Goal of the exercise =
Below are some records. Pull every line that contains the word "ylabel".

+++

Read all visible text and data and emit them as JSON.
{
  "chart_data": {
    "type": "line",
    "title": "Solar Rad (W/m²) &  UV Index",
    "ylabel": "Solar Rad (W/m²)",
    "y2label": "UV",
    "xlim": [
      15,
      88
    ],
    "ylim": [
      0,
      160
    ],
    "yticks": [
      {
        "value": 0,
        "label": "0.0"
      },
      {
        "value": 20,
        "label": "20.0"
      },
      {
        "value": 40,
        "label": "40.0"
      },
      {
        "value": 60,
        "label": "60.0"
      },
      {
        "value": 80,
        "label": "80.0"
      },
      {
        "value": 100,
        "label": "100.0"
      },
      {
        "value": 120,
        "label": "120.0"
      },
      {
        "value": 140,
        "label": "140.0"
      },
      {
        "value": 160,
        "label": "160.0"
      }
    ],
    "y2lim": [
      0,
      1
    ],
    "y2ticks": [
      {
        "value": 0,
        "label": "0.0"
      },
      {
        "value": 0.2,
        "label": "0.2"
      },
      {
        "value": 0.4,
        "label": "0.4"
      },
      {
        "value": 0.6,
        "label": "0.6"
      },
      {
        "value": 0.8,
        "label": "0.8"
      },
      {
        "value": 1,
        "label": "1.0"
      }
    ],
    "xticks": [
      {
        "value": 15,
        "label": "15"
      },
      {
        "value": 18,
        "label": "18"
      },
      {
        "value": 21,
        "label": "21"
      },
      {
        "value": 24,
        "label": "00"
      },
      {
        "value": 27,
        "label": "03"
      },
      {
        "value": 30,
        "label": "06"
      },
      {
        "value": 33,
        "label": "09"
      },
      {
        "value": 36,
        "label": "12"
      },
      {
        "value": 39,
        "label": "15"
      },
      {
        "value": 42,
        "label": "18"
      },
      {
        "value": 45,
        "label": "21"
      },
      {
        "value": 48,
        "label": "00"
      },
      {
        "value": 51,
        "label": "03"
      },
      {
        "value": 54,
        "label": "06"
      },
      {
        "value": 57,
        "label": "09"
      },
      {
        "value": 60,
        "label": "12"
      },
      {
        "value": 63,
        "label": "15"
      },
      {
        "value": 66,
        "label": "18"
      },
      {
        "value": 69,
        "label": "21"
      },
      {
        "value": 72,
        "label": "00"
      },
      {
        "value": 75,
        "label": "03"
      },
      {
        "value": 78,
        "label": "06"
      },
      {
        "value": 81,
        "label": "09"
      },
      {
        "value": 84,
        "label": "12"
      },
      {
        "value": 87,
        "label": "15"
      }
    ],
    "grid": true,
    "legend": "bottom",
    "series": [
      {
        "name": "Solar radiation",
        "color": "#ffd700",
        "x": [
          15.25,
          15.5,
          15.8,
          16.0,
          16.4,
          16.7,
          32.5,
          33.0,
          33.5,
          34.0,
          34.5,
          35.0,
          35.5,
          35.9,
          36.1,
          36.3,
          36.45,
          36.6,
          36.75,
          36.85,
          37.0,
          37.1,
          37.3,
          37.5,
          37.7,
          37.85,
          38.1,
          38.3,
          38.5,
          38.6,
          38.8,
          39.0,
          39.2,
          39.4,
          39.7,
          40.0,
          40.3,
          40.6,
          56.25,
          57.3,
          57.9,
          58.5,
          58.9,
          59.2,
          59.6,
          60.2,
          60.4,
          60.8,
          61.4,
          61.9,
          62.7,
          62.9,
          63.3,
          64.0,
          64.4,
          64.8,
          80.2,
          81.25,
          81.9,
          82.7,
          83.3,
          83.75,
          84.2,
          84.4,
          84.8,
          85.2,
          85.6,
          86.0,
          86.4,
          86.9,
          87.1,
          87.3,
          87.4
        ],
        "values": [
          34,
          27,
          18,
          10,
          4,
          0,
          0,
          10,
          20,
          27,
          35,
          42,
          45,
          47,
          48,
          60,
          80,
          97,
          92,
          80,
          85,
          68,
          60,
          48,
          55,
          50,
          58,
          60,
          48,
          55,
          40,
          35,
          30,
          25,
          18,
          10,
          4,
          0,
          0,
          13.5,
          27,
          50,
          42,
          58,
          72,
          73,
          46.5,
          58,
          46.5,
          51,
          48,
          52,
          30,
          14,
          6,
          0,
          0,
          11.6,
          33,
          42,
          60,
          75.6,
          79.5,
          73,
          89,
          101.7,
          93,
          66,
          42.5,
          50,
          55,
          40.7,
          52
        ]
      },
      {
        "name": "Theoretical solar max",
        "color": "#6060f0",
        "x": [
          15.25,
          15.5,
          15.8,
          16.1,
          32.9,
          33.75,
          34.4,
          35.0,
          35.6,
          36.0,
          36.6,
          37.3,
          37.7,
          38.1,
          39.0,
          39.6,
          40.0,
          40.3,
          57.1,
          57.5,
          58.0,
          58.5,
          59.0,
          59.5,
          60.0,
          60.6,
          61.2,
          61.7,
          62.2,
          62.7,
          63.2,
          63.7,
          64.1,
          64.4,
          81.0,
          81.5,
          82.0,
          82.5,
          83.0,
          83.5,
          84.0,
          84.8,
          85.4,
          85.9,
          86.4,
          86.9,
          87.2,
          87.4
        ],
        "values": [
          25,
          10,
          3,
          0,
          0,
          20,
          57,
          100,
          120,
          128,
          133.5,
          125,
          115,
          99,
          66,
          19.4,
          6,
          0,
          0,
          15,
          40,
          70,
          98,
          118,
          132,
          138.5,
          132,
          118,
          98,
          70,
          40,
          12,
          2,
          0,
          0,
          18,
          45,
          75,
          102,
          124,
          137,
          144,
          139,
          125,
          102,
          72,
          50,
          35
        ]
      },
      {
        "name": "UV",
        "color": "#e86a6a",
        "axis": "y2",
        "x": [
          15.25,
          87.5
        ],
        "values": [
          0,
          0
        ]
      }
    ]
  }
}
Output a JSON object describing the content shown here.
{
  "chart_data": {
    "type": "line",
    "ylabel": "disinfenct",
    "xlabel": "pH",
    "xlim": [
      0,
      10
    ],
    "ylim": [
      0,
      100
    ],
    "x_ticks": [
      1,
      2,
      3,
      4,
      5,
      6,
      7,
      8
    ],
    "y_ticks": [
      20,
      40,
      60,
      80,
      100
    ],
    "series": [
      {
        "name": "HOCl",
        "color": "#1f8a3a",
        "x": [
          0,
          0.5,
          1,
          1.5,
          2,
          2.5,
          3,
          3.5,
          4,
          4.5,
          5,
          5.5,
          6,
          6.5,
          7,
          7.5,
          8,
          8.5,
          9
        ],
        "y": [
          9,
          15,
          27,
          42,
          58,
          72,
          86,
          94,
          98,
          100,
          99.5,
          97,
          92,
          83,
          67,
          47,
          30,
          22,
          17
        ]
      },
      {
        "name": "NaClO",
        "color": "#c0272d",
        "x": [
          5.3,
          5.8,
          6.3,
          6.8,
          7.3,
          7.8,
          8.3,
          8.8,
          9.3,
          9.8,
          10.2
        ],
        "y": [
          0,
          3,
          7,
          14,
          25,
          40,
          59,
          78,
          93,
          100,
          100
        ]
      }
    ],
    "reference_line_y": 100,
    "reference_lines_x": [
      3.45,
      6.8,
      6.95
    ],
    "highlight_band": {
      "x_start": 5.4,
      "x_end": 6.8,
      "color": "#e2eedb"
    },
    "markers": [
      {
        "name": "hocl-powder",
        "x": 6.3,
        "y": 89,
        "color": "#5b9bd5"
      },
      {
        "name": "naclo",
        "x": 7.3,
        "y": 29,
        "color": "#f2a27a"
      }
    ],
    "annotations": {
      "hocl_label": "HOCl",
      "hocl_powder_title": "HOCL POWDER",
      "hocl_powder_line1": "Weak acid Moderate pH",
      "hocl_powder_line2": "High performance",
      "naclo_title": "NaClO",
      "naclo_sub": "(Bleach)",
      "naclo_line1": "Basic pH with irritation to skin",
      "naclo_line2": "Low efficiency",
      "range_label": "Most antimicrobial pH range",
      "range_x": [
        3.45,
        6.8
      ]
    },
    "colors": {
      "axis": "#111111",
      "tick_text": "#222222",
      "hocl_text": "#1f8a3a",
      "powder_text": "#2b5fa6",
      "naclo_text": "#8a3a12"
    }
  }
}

+++

Output =
    "ylabel": "Solar Rad (W/m²)",
    "ylabel": "disinfenct",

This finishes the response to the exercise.